Source:
☆ ☆ ☆

[From The Manxman, #10 1913]
"My lad, he only said she'll soon shift them herself."
Douglas (II.) commanded by the
late Captain Ruthven, on which " A. C." and the German Band embarked
The Late Captain Ruthven
When I was a very small boy, the idea of my life was to go to the Isle of Man in the Douglas the celebrated old Douglas of the 'sixties and 'seventies.
I used to watch her from New Brighton with the smoke pouring out of her two red funnels as she went by, loaded with passengers, till all that was left of her on the horizon was smoke; and yet I never could hope to go.
But one day, my father said he was going to the Isle of Man, and he would take me, in the Douglas, the very next morning. I thought it never would come; but it did-a stormy day in March, with blue sky and yellow clouds drifting before a north-westerly gale. That was nothing. All I thought of was the Douglas.
Outside New Brighton I heard my father say something to the effect that there were " big white horses on the banks," and then a band of music began to play on the deck somewhere, and played a lively tune. There it was, right in the bow of the boat, and, though a very ordinary German combination with trumpets as hoarse as they could possibly be, it seemed inexpressibly grand to me.
"Father, what did the Captain say to you, just now?" I enquired.
" Oh! my lad, he only said ' She'll soon shift them herself,' " he answered.
" But what did you say to him P"
" I asked him if he didn't' think we were 'in for it?' and he said 'Yes, I fancy we are.' " But I was listening to the band, wondering how they could play with the boat tossing. Then we passed a lightship, and two men pulled the wheel round, which spun like a top, when quite suddenly the band stopped playing. I heard all the men shouting, and a wave came which wet them through, and they ran down the ladders on to the deck below and disappeared.
I didn't know then that it was Captain Ruthven, but I remember his little goatee whisker that stuck out from his chin and curled up like a wave, and a twinkle he had in his eye when the band stopped playing, for he looked quite pleased about it.
A sailor came and dressed him in oilskins, while two more stood at the wheel and put theirs on.
" We are in for it," my father said, " let's go and look for the band.'
I thought I would like to see the cabin, but just when I got to the door I saw the steward with a lot of plates which he held tight under his chin with both arms. Suddenly he threw them in the air and clung to the balustrade, and the plates went down crash into the cabin, and I didn't go after them.
"Come along here," said my father, who was roaring with laughter, " I've found the band. Come and look at it."
He took me between the paddle-boxes, and I saw a lot of men lying in the water all mixed up with the trumpets. Two of them were lying with the drum on the top of them, and the fat one had got his head down the big trumpet; he was awfully sick.
" There'll be no more music to-day," said my father, " except what you hear now," and he was quite right.
That was the last I saw of them, for it came on dark soon after, and we went on to the topdeck, into a dry corner, and I watched the light on Douglas Head I thought for more than two hundred hours. The captain kept shouting " Port a point " or " Steady," nearly the whole time, from behind the front funnel.

☆ ☆ ☆

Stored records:
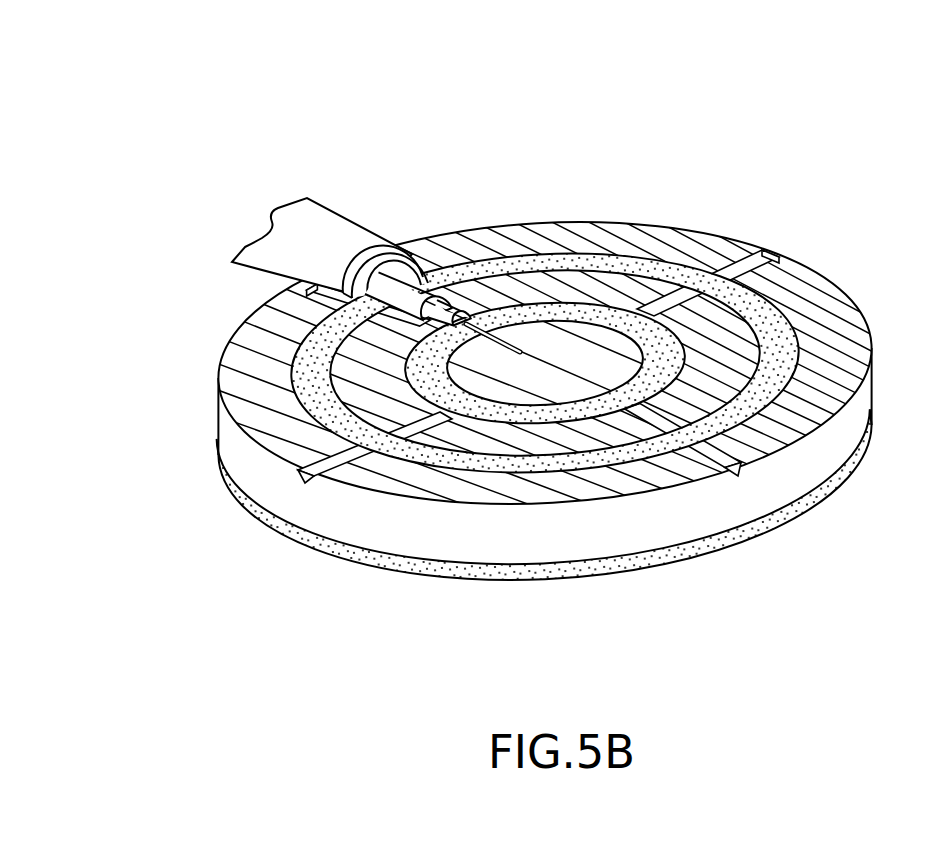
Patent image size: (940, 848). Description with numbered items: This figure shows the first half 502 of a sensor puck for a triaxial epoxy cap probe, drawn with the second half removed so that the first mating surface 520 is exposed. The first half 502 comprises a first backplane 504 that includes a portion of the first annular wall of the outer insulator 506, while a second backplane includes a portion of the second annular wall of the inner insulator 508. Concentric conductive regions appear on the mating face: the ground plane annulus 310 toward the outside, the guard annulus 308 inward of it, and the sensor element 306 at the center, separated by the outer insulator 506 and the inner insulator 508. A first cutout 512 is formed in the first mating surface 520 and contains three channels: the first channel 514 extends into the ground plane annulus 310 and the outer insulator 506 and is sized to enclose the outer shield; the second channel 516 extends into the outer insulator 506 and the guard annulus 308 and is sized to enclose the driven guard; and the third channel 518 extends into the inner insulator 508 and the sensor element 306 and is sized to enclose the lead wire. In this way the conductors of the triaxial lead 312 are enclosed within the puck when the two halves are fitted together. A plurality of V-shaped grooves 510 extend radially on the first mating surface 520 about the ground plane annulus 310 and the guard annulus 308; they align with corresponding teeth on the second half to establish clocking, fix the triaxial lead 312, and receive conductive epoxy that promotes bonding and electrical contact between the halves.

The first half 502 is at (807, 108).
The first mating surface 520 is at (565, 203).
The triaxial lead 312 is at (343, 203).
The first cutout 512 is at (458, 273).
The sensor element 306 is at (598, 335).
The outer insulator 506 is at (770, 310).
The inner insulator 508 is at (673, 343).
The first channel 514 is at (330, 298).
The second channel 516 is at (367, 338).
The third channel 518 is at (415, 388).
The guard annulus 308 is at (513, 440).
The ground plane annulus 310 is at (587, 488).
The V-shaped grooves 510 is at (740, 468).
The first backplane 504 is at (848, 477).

☆ ☆ ☆

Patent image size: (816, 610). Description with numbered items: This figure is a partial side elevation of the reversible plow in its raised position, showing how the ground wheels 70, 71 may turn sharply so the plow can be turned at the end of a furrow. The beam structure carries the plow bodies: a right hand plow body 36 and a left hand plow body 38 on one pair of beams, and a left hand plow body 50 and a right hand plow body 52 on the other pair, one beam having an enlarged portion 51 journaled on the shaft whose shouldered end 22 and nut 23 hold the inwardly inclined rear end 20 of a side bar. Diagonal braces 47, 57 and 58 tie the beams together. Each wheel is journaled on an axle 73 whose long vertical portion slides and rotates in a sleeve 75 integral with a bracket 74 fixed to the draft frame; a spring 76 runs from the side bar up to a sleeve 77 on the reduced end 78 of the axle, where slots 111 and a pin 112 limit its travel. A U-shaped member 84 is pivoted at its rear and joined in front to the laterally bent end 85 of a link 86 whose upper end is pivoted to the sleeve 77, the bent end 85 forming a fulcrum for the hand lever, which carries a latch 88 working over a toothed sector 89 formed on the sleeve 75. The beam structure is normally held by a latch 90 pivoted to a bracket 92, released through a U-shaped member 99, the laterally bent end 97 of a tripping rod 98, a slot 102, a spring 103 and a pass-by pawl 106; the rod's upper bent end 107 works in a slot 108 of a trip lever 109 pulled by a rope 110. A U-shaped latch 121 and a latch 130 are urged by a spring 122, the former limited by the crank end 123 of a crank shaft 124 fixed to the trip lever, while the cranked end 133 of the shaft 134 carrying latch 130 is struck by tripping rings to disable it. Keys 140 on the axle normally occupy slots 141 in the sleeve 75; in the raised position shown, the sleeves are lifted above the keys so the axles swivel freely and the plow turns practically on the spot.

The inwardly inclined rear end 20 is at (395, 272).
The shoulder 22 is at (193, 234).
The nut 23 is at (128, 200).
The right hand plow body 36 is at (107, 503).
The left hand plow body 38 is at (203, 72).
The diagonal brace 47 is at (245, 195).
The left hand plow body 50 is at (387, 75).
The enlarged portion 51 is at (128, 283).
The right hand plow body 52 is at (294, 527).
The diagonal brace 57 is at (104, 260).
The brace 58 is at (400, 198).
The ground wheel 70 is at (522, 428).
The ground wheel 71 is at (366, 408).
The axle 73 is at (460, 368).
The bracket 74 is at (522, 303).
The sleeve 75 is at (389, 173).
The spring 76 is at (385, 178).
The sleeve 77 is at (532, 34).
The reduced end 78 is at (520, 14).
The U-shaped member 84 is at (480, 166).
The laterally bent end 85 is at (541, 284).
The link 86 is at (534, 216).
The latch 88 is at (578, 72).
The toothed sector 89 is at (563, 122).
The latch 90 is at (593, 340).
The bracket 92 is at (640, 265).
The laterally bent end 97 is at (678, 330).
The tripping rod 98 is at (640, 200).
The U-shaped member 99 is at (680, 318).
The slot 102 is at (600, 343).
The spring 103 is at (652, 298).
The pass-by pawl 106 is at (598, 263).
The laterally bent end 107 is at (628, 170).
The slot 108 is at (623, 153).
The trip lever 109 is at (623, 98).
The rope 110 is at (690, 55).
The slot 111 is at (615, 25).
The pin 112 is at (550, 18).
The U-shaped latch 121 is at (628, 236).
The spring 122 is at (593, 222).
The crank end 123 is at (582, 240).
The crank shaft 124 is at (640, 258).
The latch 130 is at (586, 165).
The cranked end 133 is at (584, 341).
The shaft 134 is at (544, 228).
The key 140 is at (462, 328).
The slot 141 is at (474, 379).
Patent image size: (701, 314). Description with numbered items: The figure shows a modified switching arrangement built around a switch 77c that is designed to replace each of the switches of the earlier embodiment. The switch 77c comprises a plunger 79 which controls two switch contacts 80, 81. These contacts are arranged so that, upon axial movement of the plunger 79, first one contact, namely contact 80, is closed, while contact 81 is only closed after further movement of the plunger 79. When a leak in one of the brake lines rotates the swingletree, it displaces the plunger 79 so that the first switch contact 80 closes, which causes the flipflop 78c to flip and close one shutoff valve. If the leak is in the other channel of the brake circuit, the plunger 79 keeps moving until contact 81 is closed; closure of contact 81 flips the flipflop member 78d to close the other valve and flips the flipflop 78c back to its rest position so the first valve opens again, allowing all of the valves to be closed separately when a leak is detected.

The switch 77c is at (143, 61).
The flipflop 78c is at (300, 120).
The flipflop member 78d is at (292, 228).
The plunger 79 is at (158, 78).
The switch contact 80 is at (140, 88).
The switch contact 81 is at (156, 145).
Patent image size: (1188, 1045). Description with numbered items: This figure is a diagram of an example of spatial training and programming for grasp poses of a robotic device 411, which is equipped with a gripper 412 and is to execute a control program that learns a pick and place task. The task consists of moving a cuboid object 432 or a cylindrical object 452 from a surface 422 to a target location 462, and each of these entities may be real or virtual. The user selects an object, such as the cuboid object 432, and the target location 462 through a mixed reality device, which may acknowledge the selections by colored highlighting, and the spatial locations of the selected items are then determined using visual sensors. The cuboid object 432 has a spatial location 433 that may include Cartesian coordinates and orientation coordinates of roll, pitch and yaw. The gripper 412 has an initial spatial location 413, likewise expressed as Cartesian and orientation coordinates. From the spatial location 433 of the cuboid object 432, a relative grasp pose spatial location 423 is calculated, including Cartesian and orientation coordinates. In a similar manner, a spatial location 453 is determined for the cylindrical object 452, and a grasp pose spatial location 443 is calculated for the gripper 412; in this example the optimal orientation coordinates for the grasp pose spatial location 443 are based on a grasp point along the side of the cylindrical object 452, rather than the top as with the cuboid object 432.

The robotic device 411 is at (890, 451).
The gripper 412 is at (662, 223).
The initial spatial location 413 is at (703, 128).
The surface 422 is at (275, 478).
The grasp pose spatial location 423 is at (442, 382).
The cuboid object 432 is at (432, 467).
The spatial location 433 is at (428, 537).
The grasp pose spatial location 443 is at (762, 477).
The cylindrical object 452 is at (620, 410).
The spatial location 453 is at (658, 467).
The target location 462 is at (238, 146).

☆ ☆ ☆

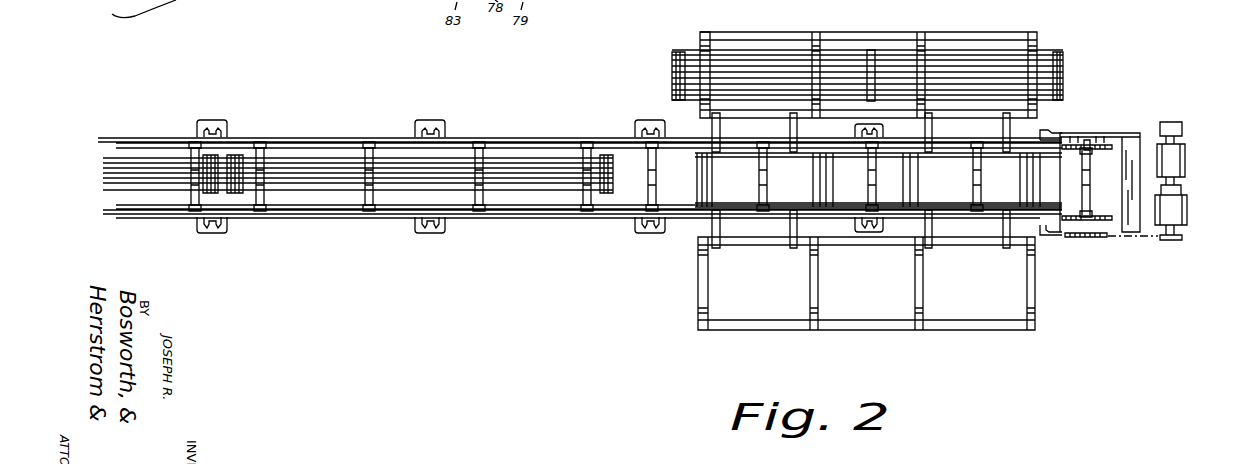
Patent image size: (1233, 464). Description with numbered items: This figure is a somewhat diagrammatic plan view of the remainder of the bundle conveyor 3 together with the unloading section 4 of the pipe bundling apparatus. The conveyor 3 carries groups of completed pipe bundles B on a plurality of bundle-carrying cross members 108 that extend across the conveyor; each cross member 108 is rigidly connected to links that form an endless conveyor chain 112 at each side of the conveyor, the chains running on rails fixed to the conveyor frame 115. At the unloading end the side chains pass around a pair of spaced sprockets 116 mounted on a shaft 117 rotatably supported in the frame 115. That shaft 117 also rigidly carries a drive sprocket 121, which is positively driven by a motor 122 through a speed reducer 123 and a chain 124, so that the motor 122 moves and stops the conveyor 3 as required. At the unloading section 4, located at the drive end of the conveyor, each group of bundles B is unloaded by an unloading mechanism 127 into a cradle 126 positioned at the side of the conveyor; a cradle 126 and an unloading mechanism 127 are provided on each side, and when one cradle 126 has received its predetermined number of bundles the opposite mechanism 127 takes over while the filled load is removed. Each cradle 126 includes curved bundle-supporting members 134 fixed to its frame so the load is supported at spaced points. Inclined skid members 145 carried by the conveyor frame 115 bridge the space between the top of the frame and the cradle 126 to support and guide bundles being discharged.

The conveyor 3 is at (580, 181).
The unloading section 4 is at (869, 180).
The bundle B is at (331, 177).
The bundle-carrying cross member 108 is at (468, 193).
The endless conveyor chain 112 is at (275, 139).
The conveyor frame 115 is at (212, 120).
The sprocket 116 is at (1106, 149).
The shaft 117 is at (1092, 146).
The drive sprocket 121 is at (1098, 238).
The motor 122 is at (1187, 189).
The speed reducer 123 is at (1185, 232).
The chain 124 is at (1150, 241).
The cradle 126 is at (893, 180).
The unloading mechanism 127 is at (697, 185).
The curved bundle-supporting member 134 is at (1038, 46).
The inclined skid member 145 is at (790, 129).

☆ ☆ ☆

Set task A: Condense the paragraph of the Captain Ruthven reminiscence that begins "I thought I would like to see the cabin" into two sentences, keeping its main facts.
Set task B: In the records, swap "switching arrangement" for "switch layout" and give back everything from the line containing "Patent image size: (701, 314)." down to the line containing "The switch contact 80 is at (140, 88).", leaving all else unchanged.

Answer A: The narrator wanted to see the cabin, but at the door saw the steward holding many plates tight under his chin with both arms. The steward suddenly threw them in the air to cling to the balustrade, the plates crashed down into the cabin, and the narrator did not go after them.

Answer B:
Patent image size: (701, 314). Description with numbered items: The figure shows a modified switch layout built around a switch 77c that is designed to replace each of the switches of the earlier embodiment. The switch 77c comprises a plunger 79 which controls two switch contacts 80, 81. These contacts are arranged so that, upon axial movement of the plunger 79, first one contact, namely contact 80, is closed, while contact 81 is only closed after further movement of the plunger 79. When a leak in one of the brake lines rotates the swingletree, it displaces the plunger 79 so that the first switch contact 80 closes, which causes the flipflop 78c to flip and close one shutoff valve. If the leak is in the other channel of the brake circuit, the plunger 79 keeps moving until contact 81 is closed; closure of contact 81 flips the flipflop member 78d to close the other valve and flips the flipflop 78c back to its rest position so the first valve opens again, allowing all of the valves to be closed separately when a leak is detected.

The switch 77c is at (143, 61).
The flipflop 78c is at (300, 120).
The flipflop member 78d is at (292, 228).
The plunger 79 is at (158, 78).
The switch contact 80 is at (140, 88).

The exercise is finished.